◆ Instruction ◆
Write each record again exactly as it stands.

====== Given entries ======

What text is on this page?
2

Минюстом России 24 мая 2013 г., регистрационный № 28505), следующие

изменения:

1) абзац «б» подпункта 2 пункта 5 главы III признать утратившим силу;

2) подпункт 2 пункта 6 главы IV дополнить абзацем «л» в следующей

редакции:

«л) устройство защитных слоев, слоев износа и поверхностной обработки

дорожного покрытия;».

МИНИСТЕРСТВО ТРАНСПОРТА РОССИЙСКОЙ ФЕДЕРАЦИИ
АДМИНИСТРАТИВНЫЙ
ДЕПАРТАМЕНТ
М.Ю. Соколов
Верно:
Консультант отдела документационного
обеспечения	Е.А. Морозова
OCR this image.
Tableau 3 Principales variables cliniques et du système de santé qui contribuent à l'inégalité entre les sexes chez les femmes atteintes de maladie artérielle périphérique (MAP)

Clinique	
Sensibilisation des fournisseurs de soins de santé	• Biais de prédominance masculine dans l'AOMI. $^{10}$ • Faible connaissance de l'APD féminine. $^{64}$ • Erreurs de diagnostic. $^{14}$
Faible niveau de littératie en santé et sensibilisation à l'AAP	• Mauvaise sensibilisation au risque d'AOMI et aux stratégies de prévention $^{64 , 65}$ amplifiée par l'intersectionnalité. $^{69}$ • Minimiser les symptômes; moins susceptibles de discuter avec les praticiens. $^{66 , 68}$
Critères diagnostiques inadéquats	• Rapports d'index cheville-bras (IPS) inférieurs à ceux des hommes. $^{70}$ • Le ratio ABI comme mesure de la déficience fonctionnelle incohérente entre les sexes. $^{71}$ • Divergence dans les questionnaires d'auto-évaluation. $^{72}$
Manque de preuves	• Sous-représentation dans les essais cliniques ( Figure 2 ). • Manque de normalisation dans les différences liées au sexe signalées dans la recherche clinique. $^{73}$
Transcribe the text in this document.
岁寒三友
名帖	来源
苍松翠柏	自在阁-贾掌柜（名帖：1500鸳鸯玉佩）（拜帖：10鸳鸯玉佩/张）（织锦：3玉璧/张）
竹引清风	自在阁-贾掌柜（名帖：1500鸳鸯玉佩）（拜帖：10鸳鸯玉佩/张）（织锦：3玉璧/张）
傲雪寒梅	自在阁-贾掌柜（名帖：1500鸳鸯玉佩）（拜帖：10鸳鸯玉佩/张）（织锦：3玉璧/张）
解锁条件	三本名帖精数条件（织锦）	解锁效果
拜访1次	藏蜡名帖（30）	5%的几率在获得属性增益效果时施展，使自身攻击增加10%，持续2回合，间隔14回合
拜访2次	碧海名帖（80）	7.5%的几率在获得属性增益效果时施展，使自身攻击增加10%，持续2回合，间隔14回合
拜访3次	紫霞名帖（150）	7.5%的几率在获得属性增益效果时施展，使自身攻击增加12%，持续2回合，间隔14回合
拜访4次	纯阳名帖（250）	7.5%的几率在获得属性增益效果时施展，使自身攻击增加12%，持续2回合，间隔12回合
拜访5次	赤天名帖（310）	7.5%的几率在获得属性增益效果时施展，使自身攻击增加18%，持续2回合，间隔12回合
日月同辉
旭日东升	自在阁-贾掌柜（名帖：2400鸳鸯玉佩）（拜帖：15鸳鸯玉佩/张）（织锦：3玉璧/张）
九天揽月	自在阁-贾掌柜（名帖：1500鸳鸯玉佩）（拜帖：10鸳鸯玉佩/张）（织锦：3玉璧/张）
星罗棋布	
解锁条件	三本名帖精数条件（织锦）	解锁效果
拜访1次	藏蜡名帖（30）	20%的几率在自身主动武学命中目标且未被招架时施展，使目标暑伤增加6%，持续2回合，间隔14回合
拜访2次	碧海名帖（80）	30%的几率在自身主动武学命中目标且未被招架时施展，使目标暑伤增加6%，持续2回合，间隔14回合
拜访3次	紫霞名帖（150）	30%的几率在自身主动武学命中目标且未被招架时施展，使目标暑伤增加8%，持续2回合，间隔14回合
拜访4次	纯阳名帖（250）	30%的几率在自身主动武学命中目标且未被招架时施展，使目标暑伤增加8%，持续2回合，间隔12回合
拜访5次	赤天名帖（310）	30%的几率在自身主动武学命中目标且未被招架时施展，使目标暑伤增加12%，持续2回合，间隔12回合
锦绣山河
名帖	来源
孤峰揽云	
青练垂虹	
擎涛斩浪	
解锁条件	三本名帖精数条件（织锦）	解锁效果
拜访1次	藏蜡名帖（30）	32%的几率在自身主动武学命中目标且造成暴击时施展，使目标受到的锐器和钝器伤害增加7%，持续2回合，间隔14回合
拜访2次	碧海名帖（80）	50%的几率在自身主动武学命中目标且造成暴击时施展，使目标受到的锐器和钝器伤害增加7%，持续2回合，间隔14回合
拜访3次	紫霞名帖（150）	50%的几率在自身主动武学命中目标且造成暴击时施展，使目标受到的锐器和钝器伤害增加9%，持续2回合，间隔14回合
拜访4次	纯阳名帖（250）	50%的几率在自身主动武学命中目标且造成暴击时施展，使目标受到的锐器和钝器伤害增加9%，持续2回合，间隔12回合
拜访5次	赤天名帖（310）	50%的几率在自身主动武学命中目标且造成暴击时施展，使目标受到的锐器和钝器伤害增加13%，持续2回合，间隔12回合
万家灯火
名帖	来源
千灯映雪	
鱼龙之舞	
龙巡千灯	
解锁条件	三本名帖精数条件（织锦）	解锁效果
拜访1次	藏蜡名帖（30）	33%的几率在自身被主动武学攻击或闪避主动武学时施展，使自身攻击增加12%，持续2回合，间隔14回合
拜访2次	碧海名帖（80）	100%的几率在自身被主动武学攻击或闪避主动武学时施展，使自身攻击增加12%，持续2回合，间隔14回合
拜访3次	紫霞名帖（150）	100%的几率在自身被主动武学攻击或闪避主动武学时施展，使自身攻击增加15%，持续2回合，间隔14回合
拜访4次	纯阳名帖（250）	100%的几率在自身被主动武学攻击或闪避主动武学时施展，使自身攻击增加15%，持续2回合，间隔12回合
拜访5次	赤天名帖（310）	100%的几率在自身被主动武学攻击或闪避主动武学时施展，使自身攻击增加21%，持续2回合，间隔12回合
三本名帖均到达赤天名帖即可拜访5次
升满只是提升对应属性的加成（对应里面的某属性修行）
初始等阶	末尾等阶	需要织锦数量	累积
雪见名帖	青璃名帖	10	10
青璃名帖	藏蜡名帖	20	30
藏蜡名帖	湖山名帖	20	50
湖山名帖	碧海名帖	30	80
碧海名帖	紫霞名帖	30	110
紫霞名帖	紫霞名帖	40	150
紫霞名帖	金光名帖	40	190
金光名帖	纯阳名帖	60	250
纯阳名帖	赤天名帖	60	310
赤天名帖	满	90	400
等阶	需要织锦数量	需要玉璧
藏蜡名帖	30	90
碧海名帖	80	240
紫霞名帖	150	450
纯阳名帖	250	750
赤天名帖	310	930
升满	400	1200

======

◆ Response to this exercise ◆
What text is on this page?
2

Минюстом России 24 мая 2013 г., регистрационный № 28505), следующие

изменения:

1) абзац «б» подпункта 2 пункта 5 главы III признать утратившим силу;

2) подпункт 2 пункта 6 главы IV дополнить абзацем «л» в следующей

редакции:

«л) устройство защитных слоев, слоев износа и поверхностной обработки

дорожного покрытия;».

МИНИСТЕРСТВО ТРАНСПОРТА РОССИЙСКОЙ ФЕДЕРАЦИИ
АДМИНИСТРАТИВНЫЙ
ДЕПАРТАМЕНТ
М.Ю. Соколов
Верно:
Консультант отдела документационного
обеспечения	Е.А. Морозова
OCR this image.
Tableau 3 Principales variables cliniques et du système de santé qui contribuent à l'inégalité entre les sexes chez les femmes atteintes de maladie artérielle périphérique (MAP)

Clinique	
Sensibilisation des fournisseurs de soins de santé	• Biais de prédominance masculine dans l'AOMI. $^{10}$ • Faible connaissance de l'APD féminine. $^{64}$ • Erreurs de diagnostic. $^{14}$
Faible niveau de littératie en santé et sensibilisation à l'AAP	• Mauvaise sensibilisation au risque d'AOMI et aux stratégies de prévention $^{64 , 65}$ amplifiée par l'intersectionnalité. $^{69}$ • Minimiser les symptômes; moins susceptibles de discuter avec les praticiens. $^{66 , 68}$
Critères diagnostiques inadéquats	• Rapports d'index cheville-bras (IPS) inférieurs à ceux des hommes. $^{70}$ • Le ratio ABI comme mesure de la déficience fonctionnelle incohérente entre les sexes. $^{71}$ • Divergence dans les questionnaires d'auto-évaluation. $^{72}$
Manque de preuves	• Sous-représentation dans les essais cliniques ( Figure 2 ). • Manque de normalisation dans les différences liées au sexe signalées dans la recherche clinique. $^{73}$
Transcribe the text in this document.
岁寒三友
名帖	来源
苍松翠柏	自在阁-贾掌柜（名帖：1500鸳鸯玉佩）（拜帖：10鸳鸯玉佩/张）（织锦：3玉璧/张）
竹引清风	自在阁-贾掌柜（名帖：1500鸳鸯玉佩）（拜帖：10鸳鸯玉佩/张）（织锦：3玉璧/张）
傲雪寒梅	自在阁-贾掌柜（名帖：1500鸳鸯玉佩）（拜帖：10鸳鸯玉佩/张）（织锦：3玉璧/张）
解锁条件	三本名帖精数条件（织锦）	解锁效果
拜访1次	藏蜡名帖（30）	5%的几率在获得属性增益效果时施展，使自身攻击增加10%，持续2回合，间隔14回合
拜访2次	碧海名帖（80）	7.5%的几率在获得属性增益效果时施展，使自身攻击增加10%，持续2回合，间隔14回合
拜访3次	紫霞名帖（150）	7.5%的几率在获得属性增益效果时施展，使自身攻击增加12%，持续2回合，间隔14回合
拜访4次	纯阳名帖（250）	7.5%的几率在获得属性增益效果时施展，使自身攻击增加12%，持续2回合，间隔12回合
拜访5次	赤天名帖（310）	7.5%的几率在获得属性增益效果时施展，使自身攻击增加18%，持续2回合，间隔12回合
日月同辉
旭日东升	自在阁-贾掌柜（名帖：2400鸳鸯玉佩）（拜帖：15鸳鸯玉佩/张）（织锦：3玉璧/张）
九天揽月	自在阁-贾掌柜（名帖：1500鸳鸯玉佩）（拜帖：10鸳鸯玉佩/张）（织锦：3玉璧/张）
星罗棋布	
解锁条件	三本名帖精数条件（织锦）	解锁效果
拜访1次	藏蜡名帖（30）	20%的几率在自身主动武学命中目标且未被招架时施展，使目标暑伤增加6%，持续2回合，间隔14回合
拜访2次	碧海名帖（80）	30%的几率在自身主动武学命中目标且未被招架时施展，使目标暑伤增加6%，持续2回合，间隔14回合
拜访3次	紫霞名帖（150）	30%的几率在自身主动武学命中目标且未被招架时施展，使目标暑伤增加8%，持续2回合，间隔14回合
拜访4次	纯阳名帖（250）	30%的几率在自身主动武学命中目标且未被招架时施展，使目标暑伤增加8%，持续2回合，间隔12回合
拜访5次	赤天名帖（310）	30%的几率在自身主动武学命中目标且未被招架时施展，使目标暑伤增加12%，持续2回合，间隔12回合
锦绣山河
名帖	来源
孤峰揽云	
青练垂虹	
擎涛斩浪	
解锁条件	三本名帖精数条件（织锦）	解锁效果
拜访1次	藏蜡名帖（30）	32%的几率在自身主动武学命中目标且造成暴击时施展，使目标受到的锐器和钝器伤害增加7%，持续2回合，间隔14回合
拜访2次	碧海名帖（80）	50%的几率在自身主动武学命中目标且造成暴击时施展，使目标受到的锐器和钝器伤害增加7%，持续2回合，间隔14回合
拜访3次	紫霞名帖（150）	50%的几率在自身主动武学命中目标且造成暴击时施展，使目标受到的锐器和钝器伤害增加9%，持续2回合，间隔14回合
拜访4次	纯阳名帖（250）	50%的几率在自身主动武学命中目标且造成暴击时施展，使目标受到的锐器和钝器伤害增加9%，持续2回合，间隔12回合
拜访5次	赤天名帖（310）	50%的几率在自身主动武学命中目标且造成暴击时施展，使目标受到的锐器和钝器伤害增加13%，持续2回合，间隔12回合
万家灯火
名帖	来源
千灯映雪	
鱼龙之舞	
龙巡千灯	
解锁条件	三本名帖精数条件（织锦）	解锁效果
拜访1次	藏蜡名帖（30）	33%的几率在自身被主动武学攻击或闪避主动武学时施展，使自身攻击增加12%，持续2回合，间隔14回合
拜访2次	碧海名帖（80）	100%的几率在自身被主动武学攻击或闪避主动武学时施展，使自身攻击增加12%，持续2回合，间隔14回合
拜访3次	紫霞名帖（150）	100%的几率在自身被主动武学攻击或闪避主动武学时施展，使自身攻击增加15%，持续2回合，间隔14回合
拜访4次	纯阳名帖（250）	100%的几率在自身被主动武学攻击或闪避主动武学时施展，使自身攻击增加15%，持续2回合，间隔12回合
拜访5次	赤天名帖（310）	100%的几率在自身被主动武学攻击或闪避主动武学时施展，使自身攻击增加21%，持续2回合，间隔12回合
三本名帖均到达赤天名帖即可拜访5次
升满只是提升对应属性的加成（对应里面的某属性修行）
初始等阶	末尾等阶	需要织锦数量	累积
雪见名帖	青璃名帖	10	10
青璃名帖	藏蜡名帖	20	30
藏蜡名帖	湖山名帖	20	50
湖山名帖	碧海名帖	30	80
碧海名帖	紫霞名帖	30	110
紫霞名帖	紫霞名帖	40	150
紫霞名帖	金光名帖	40	190
金光名帖	纯阳名帖	60	250
纯阳名帖	赤天名帖	60	310
赤天名帖	满	90	400
等阶	需要织锦数量	需要玉璧
藏蜡名帖	30	90
碧海名帖	80	240
紫霞名帖	150	450
纯阳名帖	250	750
赤天名帖	310	930
升满	400	1200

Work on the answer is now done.